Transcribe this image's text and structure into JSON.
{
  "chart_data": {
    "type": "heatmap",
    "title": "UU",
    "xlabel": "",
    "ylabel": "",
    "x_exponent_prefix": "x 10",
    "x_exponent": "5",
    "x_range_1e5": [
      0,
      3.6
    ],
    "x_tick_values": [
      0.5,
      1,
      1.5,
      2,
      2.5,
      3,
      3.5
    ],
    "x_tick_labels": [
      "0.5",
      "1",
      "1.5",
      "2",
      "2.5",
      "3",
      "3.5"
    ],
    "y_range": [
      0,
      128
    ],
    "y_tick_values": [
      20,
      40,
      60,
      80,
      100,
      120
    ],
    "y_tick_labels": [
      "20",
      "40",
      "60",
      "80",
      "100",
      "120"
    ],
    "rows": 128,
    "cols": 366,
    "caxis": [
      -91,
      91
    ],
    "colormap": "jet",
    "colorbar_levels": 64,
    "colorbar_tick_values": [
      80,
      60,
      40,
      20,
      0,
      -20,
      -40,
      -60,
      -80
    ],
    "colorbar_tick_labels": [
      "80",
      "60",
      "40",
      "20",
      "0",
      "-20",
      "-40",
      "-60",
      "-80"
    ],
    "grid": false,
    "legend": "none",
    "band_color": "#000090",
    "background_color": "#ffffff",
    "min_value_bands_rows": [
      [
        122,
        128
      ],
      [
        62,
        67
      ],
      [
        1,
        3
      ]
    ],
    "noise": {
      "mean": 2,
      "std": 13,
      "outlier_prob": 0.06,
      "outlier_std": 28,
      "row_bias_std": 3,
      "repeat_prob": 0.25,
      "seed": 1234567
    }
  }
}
--------------------
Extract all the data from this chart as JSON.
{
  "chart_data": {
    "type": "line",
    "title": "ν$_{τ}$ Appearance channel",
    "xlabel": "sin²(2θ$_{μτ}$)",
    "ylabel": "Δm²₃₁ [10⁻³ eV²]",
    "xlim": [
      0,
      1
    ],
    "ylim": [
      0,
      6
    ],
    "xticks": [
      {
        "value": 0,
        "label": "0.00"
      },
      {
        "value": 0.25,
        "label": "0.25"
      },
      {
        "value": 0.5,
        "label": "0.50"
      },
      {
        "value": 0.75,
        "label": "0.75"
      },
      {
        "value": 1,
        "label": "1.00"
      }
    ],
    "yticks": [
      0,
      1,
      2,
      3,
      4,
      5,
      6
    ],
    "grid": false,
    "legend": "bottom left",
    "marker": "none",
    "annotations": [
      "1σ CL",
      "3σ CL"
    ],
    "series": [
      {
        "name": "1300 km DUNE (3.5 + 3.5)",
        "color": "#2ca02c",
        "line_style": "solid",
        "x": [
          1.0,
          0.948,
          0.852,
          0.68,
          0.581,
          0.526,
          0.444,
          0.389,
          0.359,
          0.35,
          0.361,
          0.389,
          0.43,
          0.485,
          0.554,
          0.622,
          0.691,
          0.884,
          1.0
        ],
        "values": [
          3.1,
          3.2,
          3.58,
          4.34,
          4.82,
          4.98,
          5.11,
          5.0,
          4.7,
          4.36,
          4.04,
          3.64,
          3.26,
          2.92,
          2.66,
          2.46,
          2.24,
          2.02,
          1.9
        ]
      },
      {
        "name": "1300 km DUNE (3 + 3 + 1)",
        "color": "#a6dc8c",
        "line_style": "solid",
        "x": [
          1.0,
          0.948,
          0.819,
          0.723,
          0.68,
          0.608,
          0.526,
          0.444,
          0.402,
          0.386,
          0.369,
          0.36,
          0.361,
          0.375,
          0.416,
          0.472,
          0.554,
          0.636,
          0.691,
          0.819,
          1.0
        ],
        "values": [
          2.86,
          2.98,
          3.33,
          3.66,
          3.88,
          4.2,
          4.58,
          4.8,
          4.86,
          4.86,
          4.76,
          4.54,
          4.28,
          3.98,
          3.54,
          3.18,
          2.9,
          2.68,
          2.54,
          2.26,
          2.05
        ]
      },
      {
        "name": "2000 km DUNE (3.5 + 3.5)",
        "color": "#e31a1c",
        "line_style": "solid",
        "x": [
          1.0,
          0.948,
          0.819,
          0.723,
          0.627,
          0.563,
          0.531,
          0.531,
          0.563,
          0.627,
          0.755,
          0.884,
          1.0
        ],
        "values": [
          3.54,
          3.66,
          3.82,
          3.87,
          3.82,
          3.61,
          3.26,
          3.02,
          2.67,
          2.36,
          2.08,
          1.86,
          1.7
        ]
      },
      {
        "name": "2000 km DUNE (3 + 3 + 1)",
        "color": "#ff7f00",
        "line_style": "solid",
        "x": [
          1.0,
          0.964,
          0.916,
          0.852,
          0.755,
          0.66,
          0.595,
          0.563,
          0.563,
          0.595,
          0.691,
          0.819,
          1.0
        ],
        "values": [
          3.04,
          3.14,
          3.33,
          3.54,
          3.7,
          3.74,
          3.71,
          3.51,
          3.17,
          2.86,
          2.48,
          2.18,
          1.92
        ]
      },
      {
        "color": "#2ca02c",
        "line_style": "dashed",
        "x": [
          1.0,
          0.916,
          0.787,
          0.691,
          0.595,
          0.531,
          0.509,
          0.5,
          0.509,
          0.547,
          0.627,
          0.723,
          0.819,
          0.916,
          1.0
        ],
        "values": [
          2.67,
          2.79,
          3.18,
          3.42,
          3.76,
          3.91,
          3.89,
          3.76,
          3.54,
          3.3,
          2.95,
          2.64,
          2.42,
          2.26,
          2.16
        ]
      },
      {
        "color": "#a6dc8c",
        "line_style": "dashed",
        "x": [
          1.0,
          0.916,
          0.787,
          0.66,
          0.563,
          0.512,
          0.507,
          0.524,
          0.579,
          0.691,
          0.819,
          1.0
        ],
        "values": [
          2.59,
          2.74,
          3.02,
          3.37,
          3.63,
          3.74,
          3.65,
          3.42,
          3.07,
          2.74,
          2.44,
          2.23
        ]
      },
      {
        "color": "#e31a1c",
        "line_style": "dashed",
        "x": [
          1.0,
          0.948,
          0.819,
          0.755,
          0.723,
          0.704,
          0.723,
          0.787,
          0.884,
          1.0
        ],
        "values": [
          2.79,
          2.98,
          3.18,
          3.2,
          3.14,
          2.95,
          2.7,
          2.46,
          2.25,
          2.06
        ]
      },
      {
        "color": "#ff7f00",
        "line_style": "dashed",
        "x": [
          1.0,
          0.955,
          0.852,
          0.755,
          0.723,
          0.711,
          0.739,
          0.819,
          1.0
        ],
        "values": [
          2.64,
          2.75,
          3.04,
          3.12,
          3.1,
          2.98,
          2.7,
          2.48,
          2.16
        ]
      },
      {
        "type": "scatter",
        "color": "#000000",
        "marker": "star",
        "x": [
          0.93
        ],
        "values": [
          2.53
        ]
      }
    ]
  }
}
--------------------
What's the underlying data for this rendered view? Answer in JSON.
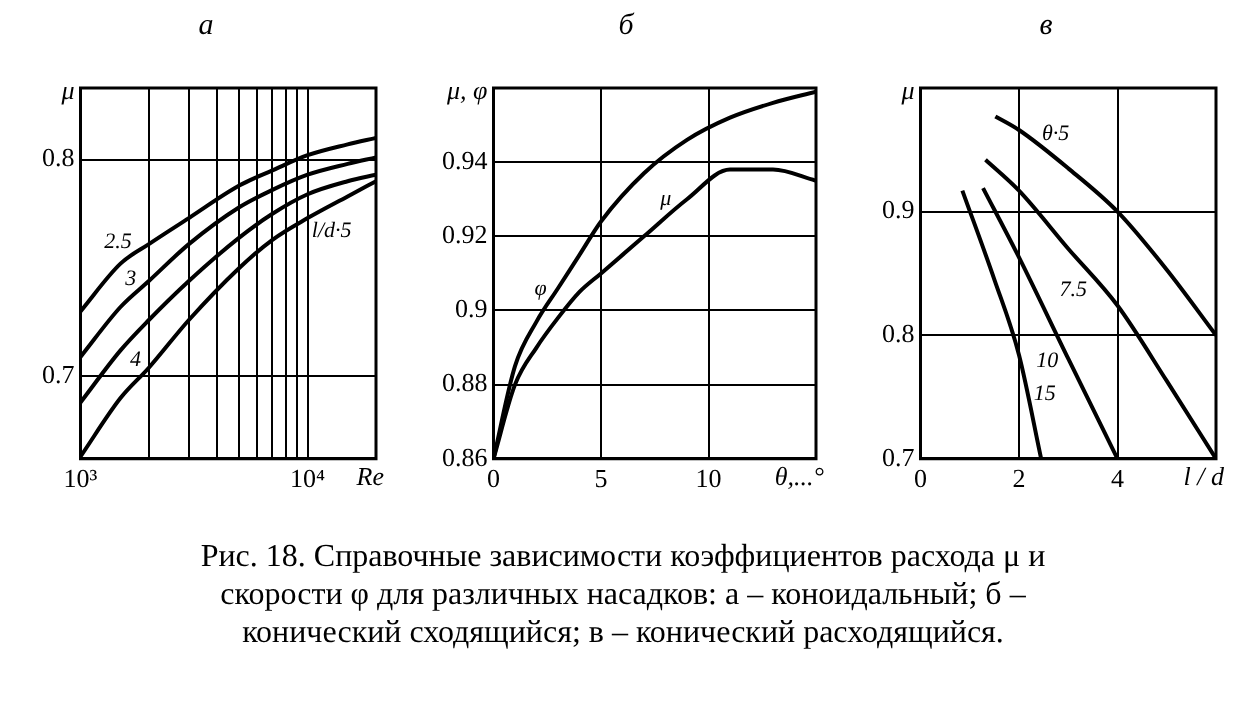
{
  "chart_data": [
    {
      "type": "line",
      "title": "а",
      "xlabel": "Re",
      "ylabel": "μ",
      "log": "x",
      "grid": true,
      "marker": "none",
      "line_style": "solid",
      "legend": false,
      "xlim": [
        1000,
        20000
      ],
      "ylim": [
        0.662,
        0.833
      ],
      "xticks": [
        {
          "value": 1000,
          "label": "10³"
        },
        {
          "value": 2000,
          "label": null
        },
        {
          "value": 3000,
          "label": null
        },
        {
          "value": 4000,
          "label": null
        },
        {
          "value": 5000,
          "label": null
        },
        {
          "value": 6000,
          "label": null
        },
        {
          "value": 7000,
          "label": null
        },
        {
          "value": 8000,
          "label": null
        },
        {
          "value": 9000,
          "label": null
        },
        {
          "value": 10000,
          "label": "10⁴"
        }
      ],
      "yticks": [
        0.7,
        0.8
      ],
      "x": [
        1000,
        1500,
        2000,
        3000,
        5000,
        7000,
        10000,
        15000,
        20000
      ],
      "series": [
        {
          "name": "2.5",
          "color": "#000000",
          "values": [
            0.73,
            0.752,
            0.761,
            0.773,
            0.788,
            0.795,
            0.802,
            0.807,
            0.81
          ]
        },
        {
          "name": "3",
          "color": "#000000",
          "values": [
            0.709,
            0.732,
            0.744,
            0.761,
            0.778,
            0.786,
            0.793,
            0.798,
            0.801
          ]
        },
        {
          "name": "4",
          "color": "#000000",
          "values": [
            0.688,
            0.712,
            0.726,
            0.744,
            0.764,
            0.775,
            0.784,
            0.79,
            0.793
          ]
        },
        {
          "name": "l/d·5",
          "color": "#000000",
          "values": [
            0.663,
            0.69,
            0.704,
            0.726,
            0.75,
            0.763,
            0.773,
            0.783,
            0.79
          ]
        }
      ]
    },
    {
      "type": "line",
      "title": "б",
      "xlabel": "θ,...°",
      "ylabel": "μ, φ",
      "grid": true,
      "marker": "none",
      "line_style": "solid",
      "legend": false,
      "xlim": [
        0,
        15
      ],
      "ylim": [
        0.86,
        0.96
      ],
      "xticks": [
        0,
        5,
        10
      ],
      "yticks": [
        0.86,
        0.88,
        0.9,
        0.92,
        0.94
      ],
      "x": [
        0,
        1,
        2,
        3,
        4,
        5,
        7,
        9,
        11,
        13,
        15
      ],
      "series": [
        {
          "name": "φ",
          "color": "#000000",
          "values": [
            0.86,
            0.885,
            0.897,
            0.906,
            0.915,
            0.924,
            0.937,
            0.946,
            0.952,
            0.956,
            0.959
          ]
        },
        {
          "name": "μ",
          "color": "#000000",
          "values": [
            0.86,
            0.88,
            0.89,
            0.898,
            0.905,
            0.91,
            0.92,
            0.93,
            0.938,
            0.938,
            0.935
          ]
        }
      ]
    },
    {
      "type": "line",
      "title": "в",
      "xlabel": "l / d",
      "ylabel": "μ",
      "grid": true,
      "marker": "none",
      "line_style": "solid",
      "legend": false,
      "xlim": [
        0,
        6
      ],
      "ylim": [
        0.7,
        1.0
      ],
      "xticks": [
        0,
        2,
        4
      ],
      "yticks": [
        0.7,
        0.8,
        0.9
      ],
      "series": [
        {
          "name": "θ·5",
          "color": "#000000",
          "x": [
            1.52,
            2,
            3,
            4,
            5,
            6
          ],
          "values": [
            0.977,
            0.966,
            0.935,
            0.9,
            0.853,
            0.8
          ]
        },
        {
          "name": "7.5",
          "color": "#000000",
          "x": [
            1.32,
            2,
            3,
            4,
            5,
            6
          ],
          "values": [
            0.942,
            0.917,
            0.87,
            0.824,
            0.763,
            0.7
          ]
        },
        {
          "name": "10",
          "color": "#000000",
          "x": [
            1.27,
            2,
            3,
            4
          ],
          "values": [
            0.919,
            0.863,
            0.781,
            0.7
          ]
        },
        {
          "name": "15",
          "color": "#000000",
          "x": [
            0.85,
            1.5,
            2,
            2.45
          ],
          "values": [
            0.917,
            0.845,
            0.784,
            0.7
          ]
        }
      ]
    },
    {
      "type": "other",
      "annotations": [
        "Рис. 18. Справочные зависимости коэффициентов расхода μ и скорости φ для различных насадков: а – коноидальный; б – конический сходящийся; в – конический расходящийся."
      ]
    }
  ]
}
--------------------
▶ Short exercise: Locate all lines in the listing above with the word "JSON" and copy them.

▶ Answer to this task:
Transcribe this image's text and structure into JSON.
Extract all the data from this chart as JSON.
What's the underlying data for this rendered view? Answer in JSON.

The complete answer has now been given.